## DATA PROVIDED
Begin
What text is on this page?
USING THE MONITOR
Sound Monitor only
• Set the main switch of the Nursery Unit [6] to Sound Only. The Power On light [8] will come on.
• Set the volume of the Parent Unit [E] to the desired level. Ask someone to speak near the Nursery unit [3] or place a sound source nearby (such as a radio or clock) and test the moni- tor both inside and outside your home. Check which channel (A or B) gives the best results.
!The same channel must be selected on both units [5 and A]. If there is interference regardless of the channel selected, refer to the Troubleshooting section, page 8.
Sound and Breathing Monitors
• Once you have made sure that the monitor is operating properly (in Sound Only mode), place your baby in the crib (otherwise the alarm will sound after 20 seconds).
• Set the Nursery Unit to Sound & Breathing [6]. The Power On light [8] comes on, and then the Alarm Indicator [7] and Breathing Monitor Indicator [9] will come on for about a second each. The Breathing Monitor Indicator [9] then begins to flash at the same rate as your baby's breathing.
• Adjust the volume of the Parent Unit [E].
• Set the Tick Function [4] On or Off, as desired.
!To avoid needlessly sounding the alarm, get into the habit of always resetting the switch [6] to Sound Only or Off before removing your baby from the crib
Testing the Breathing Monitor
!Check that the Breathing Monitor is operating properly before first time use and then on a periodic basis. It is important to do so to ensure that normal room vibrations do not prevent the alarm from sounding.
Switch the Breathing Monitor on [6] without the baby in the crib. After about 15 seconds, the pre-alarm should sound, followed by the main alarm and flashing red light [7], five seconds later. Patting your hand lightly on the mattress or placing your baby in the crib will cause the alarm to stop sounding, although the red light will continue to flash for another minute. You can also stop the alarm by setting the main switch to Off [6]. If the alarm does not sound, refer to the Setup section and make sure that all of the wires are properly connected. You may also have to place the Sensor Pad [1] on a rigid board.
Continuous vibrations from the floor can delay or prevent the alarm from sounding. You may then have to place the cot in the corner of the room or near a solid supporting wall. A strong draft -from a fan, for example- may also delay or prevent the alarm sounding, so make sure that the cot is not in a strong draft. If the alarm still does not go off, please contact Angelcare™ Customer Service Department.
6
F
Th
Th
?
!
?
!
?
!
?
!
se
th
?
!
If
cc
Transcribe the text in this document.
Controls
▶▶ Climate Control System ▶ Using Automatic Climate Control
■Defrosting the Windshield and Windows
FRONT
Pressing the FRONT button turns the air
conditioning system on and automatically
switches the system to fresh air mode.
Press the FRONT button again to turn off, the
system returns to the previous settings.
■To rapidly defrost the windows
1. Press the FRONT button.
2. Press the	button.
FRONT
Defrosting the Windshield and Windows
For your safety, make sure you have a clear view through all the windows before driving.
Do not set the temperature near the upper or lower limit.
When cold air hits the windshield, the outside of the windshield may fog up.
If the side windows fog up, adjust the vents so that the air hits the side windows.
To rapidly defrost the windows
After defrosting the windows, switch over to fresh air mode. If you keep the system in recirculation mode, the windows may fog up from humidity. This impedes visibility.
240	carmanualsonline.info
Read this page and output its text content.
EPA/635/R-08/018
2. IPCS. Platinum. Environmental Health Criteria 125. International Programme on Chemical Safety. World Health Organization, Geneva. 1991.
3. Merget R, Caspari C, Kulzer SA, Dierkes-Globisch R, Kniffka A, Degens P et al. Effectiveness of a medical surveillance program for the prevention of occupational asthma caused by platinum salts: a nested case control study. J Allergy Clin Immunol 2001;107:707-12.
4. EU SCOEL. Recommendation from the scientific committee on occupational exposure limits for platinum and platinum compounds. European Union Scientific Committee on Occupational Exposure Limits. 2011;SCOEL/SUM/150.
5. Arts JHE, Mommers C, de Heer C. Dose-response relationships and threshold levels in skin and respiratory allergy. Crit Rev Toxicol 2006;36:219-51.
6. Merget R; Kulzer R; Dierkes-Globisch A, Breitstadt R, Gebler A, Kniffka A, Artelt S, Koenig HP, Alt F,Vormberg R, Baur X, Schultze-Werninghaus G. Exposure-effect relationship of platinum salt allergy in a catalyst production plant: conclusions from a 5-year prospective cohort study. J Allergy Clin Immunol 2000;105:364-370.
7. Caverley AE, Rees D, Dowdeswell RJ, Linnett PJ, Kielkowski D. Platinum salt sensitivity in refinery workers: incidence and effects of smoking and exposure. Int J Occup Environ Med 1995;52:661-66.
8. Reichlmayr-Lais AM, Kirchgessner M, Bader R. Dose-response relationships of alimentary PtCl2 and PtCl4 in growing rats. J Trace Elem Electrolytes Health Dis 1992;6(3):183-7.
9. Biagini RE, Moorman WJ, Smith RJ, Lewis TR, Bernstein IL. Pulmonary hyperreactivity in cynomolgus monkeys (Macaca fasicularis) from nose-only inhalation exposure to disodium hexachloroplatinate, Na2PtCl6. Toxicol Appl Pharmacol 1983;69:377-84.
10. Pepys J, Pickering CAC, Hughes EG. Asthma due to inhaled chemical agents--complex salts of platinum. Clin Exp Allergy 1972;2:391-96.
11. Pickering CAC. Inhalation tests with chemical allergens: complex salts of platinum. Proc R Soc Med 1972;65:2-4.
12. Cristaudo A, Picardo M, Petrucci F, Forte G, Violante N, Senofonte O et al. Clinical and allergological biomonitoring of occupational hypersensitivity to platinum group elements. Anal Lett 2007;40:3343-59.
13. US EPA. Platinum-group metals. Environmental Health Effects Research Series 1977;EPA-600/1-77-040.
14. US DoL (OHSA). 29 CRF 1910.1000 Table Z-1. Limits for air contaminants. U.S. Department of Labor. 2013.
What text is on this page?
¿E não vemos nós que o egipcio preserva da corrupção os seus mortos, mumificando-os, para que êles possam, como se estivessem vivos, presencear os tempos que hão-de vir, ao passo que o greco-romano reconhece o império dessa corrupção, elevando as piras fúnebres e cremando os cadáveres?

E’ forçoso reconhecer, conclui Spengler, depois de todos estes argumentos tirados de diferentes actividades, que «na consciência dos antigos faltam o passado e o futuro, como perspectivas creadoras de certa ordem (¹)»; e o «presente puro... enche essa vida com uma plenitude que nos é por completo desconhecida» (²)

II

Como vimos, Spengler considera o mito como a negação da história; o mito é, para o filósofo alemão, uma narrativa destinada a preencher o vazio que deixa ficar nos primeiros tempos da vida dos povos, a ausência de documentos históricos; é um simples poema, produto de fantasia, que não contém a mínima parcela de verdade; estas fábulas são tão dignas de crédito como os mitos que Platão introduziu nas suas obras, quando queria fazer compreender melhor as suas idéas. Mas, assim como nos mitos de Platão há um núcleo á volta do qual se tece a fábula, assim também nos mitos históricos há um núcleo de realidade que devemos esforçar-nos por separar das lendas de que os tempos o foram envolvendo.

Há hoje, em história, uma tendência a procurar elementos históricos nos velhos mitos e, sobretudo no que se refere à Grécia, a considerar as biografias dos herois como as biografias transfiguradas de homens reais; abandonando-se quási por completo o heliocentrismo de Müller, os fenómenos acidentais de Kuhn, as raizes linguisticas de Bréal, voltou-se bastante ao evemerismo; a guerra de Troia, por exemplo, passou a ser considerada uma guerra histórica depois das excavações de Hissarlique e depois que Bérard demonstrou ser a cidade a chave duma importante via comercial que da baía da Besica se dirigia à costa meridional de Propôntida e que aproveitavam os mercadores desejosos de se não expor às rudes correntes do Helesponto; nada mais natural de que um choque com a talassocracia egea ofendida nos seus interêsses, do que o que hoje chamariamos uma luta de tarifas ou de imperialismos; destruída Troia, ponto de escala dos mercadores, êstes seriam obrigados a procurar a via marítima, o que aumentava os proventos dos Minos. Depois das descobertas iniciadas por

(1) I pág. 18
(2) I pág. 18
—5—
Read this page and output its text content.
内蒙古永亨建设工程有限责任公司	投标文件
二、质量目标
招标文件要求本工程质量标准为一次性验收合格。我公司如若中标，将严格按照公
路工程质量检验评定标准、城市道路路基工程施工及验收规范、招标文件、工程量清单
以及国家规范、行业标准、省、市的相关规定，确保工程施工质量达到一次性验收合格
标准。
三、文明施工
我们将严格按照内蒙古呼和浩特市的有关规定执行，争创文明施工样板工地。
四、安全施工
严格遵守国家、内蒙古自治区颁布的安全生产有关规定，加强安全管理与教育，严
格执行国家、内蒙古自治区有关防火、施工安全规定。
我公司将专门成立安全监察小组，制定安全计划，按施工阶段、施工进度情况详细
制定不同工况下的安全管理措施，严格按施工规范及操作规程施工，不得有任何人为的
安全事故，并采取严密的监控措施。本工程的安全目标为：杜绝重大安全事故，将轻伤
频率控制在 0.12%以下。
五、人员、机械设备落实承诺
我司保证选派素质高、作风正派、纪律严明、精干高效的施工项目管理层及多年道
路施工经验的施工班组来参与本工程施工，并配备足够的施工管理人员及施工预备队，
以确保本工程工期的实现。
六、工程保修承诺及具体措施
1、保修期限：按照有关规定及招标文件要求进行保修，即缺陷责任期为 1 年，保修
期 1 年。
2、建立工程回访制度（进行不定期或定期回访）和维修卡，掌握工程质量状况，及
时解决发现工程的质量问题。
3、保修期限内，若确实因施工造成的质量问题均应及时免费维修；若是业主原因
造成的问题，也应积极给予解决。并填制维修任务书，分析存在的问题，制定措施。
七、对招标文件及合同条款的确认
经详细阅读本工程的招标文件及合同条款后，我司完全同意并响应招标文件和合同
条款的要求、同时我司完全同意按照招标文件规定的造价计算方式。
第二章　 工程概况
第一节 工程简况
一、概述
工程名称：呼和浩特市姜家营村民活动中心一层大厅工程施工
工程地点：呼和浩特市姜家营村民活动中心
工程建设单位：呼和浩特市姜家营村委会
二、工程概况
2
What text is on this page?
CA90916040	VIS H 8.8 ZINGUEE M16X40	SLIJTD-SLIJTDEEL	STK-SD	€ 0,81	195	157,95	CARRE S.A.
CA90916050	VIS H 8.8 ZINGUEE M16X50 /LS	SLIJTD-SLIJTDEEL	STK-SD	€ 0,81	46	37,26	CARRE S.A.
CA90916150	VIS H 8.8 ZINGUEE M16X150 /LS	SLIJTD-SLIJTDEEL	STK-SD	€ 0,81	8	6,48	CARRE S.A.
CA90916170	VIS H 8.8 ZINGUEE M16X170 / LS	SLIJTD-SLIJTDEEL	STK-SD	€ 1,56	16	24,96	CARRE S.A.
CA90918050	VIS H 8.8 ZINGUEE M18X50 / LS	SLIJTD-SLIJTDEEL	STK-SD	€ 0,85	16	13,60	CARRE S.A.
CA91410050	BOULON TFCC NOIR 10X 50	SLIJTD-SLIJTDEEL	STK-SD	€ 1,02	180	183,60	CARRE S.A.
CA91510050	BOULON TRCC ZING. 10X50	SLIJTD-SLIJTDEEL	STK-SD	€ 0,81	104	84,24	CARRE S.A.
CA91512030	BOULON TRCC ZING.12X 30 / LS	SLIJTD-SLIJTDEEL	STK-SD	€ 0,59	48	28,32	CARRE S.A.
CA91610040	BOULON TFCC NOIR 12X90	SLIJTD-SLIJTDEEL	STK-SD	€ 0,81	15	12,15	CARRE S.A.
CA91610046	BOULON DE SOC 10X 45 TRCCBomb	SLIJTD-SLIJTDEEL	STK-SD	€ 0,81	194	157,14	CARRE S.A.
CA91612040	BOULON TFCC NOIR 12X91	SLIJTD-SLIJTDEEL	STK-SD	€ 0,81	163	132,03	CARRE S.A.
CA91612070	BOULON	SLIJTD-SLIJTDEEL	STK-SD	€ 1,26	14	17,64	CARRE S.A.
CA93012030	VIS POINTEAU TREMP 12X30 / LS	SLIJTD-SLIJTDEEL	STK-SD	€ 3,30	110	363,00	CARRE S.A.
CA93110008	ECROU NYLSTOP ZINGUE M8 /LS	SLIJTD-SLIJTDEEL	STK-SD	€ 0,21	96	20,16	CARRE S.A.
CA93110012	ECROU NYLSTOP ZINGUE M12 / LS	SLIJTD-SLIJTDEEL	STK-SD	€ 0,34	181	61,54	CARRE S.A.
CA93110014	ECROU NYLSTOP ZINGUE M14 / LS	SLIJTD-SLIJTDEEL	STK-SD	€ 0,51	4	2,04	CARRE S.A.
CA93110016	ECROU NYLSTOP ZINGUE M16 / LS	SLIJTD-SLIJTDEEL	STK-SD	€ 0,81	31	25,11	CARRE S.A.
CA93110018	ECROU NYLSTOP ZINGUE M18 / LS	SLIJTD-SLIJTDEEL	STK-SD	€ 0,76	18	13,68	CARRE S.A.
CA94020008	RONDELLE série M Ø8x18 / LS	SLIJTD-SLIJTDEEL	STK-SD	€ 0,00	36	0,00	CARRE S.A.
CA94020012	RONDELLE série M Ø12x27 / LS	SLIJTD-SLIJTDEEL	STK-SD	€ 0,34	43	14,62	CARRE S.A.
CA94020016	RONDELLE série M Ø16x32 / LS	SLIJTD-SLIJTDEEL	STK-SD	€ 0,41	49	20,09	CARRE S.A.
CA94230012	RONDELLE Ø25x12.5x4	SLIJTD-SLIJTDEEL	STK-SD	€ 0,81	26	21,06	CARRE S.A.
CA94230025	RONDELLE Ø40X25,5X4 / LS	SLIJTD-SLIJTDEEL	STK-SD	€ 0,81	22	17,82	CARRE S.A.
End
## EXERCISE
Copy each line that holds the word "TFCC".

## COMPLETE OUTPUT
CA91410050	BOULON TFCC NOIR 10X 50	SLIJTD-SLIJTDEEL	STK-SD	€ 1,02	180	183,60	CARRE S.A.
CA91610040	BOULON TFCC NOIR 12X90	SLIJTD-SLIJTDEEL	STK-SD	€ 0,81	15	12,15	CARRE S.A.
CA91612040	BOULON TFCC NOIR 12X91	SLIJTD-SLIJTDEEL	STK-SD	€ 0,81	163	132,03	CARRE S.A.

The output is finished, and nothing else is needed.